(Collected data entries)

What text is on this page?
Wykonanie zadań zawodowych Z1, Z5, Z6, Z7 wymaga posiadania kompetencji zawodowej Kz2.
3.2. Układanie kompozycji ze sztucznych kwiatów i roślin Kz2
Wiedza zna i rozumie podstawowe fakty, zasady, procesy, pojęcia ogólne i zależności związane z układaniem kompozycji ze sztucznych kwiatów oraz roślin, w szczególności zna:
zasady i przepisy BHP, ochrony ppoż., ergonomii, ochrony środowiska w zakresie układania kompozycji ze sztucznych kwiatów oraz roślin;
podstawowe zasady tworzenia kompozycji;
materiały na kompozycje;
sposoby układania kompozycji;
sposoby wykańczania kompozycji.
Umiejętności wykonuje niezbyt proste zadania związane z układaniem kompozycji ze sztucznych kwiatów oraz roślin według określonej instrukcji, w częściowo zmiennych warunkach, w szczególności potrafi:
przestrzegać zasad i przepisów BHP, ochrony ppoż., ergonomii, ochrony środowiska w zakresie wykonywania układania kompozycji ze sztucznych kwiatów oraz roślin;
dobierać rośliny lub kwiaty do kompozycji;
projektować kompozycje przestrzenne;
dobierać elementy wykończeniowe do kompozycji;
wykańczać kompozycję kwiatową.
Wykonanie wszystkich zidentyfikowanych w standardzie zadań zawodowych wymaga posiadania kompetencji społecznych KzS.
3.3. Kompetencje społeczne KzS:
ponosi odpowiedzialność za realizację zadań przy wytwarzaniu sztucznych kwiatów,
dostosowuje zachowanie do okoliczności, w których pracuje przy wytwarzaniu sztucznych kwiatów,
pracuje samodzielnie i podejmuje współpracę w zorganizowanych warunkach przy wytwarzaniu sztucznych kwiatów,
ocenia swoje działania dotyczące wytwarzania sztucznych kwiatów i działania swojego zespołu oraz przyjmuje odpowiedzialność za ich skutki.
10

▶ [PROBLEM] Collect, from the material above, every line containing the word "kompozycje".

▶ [ANSWER IN FULL]
materiały na kompozycje;
projektować kompozycje przestrzenne;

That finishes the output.